• _Data listing_:
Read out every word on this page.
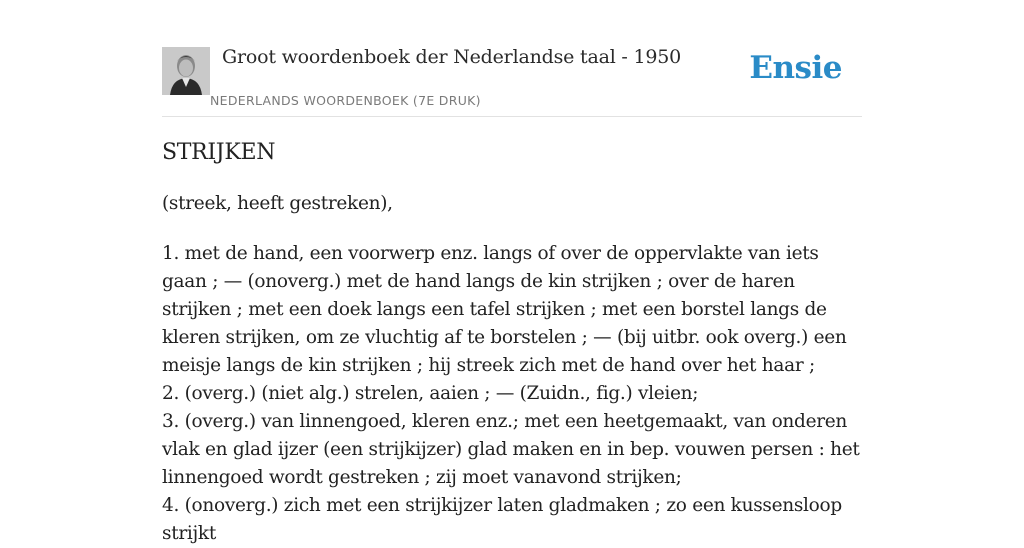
Groot woordenboek der Nederlandse taal - 1950
NEDERLANDS WOORDENBOEK (7E DRUK)
Ensie
STRIJKEN
(streek, heeft gestreken),

1. met de hand, een voorwerp enz. langs of over de oppervlakte van iets gaan ; — (onoverg.) met de hand langs de kin strijken ; over de haren strijken ; met een doek langs een tafel strijken ; met een borstel langs de kleren strijken, om ze vluchtig af te borstelen ; — (bij uitbr. ook overg.) een meisje langs de kin strijken ; hij streek zich met de hand over het haar ;

2. (overg.) (niet alg.) strelen, aaien ; — (Zuidn., fig.) vleien;

3. (overg.) van linnengoed, kleren enz.; met een heetgemaakt, van onderen vlak en glad ijzer (een strijkijzer) glad maken en in bep. vouwen persen : het linnengoed wordt gestreken ; zij moet vanavond strijken;

4. (onoverg.) zich met een strijkijzer laten gladmaken ; zo een kussensloop strijkt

• _Short exercise_: Look through the material above and work out how many of its lines contain "zich". State the number only.

• _Output of the task_: 2